▶ _What needs to be done_: Check each line of the data for "JSON" and select those that have it.

━━━ Task input

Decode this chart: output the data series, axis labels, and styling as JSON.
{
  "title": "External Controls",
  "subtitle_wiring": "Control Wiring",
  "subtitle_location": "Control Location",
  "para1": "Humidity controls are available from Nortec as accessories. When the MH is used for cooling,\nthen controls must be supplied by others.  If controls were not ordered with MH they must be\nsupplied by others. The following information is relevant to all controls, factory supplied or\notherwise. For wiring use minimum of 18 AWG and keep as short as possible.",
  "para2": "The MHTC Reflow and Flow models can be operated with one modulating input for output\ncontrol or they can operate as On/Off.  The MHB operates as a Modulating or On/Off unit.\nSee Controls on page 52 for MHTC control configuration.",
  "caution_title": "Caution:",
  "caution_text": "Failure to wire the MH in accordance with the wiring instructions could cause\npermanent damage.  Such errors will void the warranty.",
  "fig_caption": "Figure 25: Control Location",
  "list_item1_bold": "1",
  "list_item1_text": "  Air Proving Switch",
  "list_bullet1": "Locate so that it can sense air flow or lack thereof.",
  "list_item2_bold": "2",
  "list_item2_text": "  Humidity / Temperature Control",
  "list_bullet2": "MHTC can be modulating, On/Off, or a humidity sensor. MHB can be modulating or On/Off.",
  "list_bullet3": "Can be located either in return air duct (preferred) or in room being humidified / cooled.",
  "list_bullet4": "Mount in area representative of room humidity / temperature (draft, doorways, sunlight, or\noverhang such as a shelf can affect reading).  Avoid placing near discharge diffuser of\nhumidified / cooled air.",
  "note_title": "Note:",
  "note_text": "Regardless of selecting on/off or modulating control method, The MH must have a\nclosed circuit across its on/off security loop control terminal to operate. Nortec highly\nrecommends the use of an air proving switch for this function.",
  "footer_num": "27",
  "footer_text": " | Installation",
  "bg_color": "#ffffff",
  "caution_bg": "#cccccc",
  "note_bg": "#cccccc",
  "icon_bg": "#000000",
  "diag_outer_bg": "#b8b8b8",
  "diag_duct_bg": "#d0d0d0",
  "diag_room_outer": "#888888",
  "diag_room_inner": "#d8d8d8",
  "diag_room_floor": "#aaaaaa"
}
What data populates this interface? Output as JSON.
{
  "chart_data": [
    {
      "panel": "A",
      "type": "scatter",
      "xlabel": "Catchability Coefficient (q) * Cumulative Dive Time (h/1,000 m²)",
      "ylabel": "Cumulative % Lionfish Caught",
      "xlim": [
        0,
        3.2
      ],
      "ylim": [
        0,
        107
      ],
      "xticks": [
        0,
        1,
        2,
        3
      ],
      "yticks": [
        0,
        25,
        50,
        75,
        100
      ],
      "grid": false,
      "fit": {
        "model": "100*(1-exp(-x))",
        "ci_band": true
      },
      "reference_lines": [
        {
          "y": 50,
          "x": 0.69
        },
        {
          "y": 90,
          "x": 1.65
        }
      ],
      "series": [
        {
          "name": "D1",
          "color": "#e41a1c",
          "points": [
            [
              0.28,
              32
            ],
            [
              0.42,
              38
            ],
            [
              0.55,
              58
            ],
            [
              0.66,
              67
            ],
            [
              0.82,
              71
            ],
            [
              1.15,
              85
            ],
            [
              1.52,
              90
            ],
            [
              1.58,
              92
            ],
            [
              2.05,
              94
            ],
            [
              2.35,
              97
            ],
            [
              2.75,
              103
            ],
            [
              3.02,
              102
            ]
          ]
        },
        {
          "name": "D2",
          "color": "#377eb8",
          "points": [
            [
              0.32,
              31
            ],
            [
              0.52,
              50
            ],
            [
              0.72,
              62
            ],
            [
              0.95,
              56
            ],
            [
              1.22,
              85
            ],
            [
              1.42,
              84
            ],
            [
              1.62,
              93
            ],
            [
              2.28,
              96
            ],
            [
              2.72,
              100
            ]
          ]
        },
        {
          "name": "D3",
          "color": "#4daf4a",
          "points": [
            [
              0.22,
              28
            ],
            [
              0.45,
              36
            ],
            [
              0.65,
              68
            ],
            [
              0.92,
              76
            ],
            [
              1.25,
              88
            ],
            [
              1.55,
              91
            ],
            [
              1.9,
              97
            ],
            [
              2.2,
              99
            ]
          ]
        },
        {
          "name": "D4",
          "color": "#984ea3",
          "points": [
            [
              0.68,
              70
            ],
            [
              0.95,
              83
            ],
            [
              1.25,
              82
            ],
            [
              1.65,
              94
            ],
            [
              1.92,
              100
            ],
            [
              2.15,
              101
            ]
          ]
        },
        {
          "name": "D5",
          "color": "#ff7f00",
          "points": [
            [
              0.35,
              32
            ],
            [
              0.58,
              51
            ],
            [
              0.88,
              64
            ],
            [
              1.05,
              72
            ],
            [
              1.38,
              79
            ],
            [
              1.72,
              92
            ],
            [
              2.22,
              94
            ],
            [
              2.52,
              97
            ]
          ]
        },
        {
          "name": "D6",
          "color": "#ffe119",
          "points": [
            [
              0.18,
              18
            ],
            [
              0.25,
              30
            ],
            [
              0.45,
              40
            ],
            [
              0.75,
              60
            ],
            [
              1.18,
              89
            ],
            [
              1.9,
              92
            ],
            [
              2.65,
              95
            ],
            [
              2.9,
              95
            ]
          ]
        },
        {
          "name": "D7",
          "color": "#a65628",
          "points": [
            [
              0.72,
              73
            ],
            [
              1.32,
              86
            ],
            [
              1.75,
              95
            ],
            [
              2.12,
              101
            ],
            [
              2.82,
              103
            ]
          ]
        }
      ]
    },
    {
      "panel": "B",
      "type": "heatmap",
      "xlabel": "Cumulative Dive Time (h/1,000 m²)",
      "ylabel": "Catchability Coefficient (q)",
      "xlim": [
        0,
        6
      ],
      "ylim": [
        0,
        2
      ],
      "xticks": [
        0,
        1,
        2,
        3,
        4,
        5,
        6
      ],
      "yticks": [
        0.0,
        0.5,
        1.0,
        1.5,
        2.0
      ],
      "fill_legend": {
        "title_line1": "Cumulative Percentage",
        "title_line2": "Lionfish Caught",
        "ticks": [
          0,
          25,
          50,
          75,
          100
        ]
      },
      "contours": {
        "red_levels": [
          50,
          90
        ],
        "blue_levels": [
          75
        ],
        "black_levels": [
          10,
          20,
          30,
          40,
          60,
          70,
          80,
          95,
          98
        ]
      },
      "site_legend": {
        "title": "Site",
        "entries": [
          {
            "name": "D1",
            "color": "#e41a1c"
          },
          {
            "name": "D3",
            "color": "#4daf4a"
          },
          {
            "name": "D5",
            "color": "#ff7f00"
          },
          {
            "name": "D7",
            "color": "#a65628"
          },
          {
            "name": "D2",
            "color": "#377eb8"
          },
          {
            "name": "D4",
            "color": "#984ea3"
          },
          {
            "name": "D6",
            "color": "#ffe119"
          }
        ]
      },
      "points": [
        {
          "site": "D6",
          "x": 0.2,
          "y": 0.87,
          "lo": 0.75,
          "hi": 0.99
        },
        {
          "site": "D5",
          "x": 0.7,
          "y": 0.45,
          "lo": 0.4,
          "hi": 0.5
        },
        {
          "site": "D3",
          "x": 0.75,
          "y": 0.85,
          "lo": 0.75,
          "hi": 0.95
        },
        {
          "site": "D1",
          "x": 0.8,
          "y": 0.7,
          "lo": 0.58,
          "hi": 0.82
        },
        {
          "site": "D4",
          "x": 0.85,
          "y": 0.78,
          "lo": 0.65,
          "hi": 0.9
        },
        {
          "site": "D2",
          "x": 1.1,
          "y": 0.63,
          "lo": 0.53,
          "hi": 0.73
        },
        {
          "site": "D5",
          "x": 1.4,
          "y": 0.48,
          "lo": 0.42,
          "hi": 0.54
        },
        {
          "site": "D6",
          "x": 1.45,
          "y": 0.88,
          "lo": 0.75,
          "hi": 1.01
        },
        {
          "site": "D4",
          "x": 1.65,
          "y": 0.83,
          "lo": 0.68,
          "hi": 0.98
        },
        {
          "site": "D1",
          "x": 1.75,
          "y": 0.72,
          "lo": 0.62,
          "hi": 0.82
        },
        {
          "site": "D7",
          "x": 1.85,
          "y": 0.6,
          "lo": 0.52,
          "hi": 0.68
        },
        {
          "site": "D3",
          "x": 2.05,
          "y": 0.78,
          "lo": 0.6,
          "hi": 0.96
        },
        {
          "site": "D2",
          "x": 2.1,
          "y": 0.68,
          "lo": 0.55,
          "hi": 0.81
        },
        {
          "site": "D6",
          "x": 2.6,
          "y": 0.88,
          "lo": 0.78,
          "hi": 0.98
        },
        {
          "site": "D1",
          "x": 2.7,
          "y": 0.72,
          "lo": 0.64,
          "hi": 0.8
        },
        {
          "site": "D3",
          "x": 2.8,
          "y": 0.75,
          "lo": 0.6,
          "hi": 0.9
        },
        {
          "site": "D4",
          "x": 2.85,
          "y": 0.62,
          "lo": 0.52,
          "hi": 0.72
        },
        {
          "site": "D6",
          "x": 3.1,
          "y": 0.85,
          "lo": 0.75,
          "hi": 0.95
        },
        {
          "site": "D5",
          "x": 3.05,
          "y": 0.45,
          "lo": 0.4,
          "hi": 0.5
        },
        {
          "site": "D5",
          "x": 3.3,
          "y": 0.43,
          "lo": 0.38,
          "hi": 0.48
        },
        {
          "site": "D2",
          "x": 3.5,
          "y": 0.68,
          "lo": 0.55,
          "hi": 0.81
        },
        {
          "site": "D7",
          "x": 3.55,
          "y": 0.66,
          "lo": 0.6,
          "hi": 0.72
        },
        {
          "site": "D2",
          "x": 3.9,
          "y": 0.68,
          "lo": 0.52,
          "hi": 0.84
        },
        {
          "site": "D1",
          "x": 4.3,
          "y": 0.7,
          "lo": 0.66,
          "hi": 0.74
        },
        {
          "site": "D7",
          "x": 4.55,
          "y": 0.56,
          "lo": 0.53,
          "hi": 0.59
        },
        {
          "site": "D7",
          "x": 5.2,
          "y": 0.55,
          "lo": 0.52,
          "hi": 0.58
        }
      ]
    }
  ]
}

━━━━━━

▶ _Correct result_:
Decode this chart: output the data series, axis labels, and styling as JSON.
What data populates this interface? Output as JSON.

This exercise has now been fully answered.